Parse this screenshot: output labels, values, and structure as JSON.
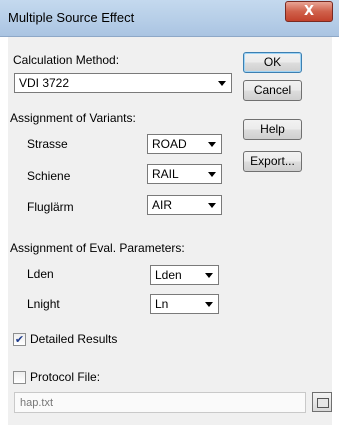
{
  "window": {
    "title": "Multiple Source Effect",
    "close_glyph": "X"
  },
  "calculation": {
    "label": "Calculation Method:",
    "value": "VDI 3722"
  },
  "variants": {
    "label": "Assignment of Variants:",
    "rows": [
      {
        "name": "Strasse",
        "value": "ROAD"
      },
      {
        "name": "Schiene",
        "value": "RAIL"
      },
      {
        "name": "Fluglärm",
        "value": "AIR"
      }
    ]
  },
  "eval_params": {
    "label": "Assignment of Eval. Parameters:",
    "rows": [
      {
        "name": "Lden",
        "value": "Lden"
      },
      {
        "name": "Lnight",
        "value": "Ln"
      }
    ]
  },
  "detailed_results": {
    "label": "Detailed Results",
    "checked": true,
    "check_glyph": "✔"
  },
  "protocol_file": {
    "label": "Protocol File:",
    "checked": false,
    "value": "hap.txt"
  },
  "buttons": {
    "ok": "OK",
    "cancel": "Cancel",
    "help": "Help",
    "export": "Export..."
  }
}
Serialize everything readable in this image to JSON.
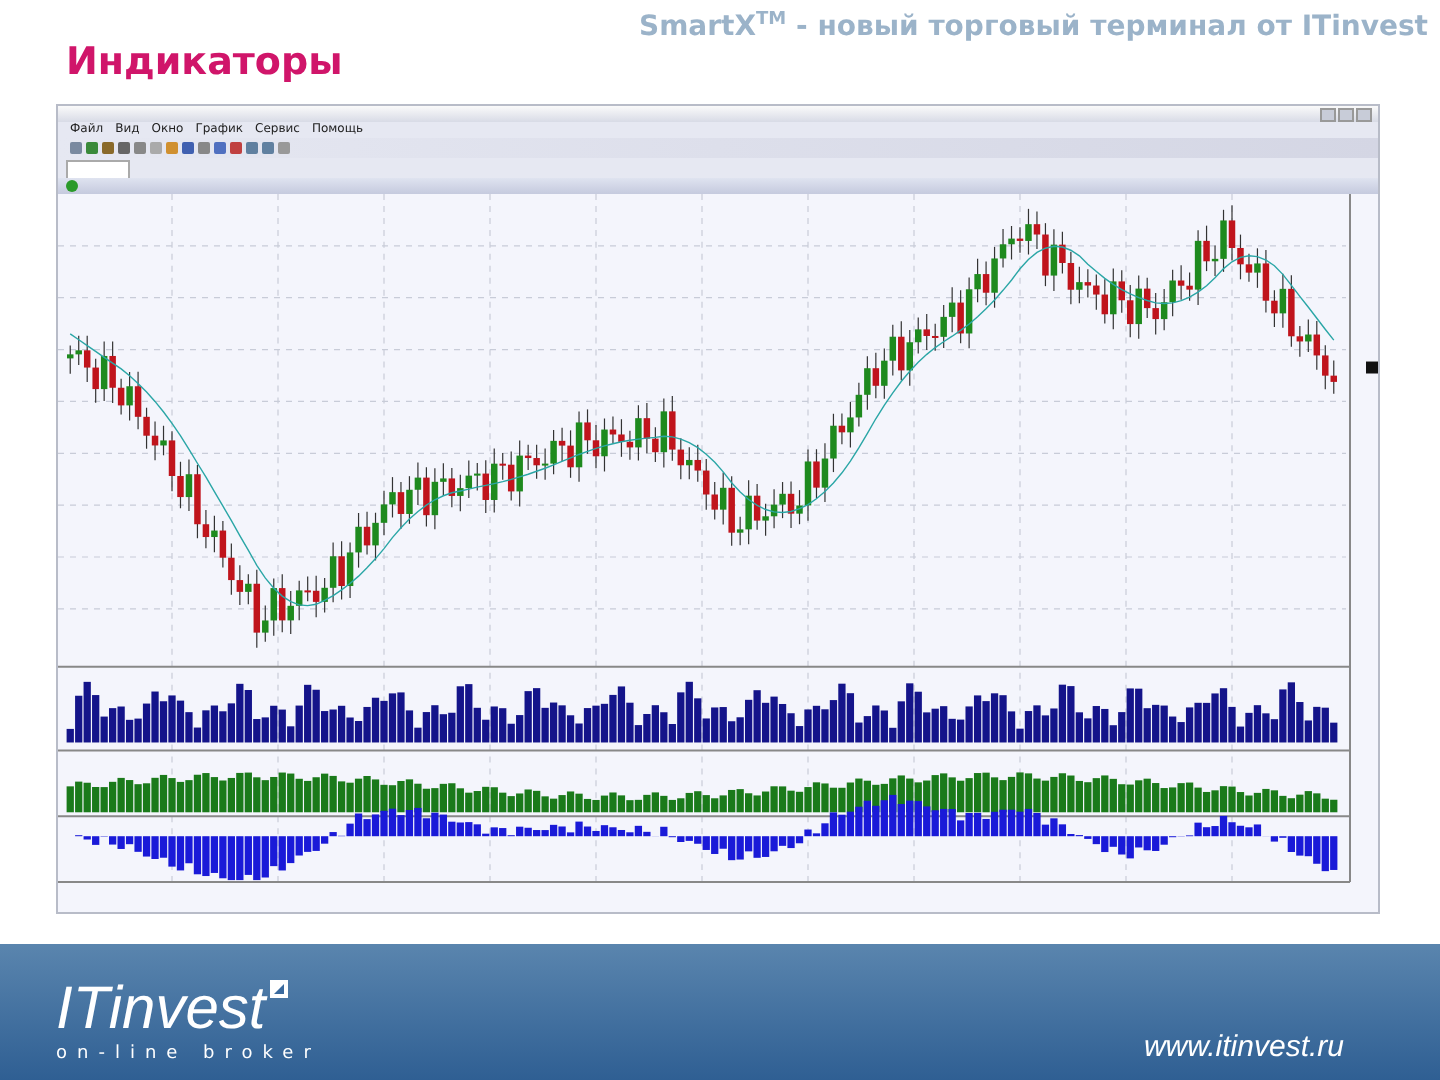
{
  "slide": {
    "title": "Индикаторы",
    "header": "SmartX$^{TM}$ - новый торговый терминал от ITinvest"
  },
  "app": {
    "menu": [
      "Файл",
      "Вид",
      "Окно",
      "График",
      "Сервис",
      "Помощь"
    ]
  },
  "footer": {
    "logo": "ITinvest",
    "tagline": "on-line broker",
    "url": "www.itinvest.ru"
  }
}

** Short exercise **
Repeat exactly the lines from the one containing "Serialize everything readable" to the last line of the records above, including both, and leave out any pictures.

** Final answer **
Serialize everything readable in this image to JSON.
{
  "slide": {
    "title": "Индикаторы",
    "header": "SmartX$^{TM}$ - новый торговый терминал от ITinvest"
  },
  "app": {
    "menu": [
      "Файл",
      "Вид",
      "Окно",
      "График",
      "Сервис",
      "Помощь"
    ]
  },
  "footer": {
    "logo": "ITinvest",
    "tagline": "on-line broker",
    "url": "www.itinvest.ru"
  }
}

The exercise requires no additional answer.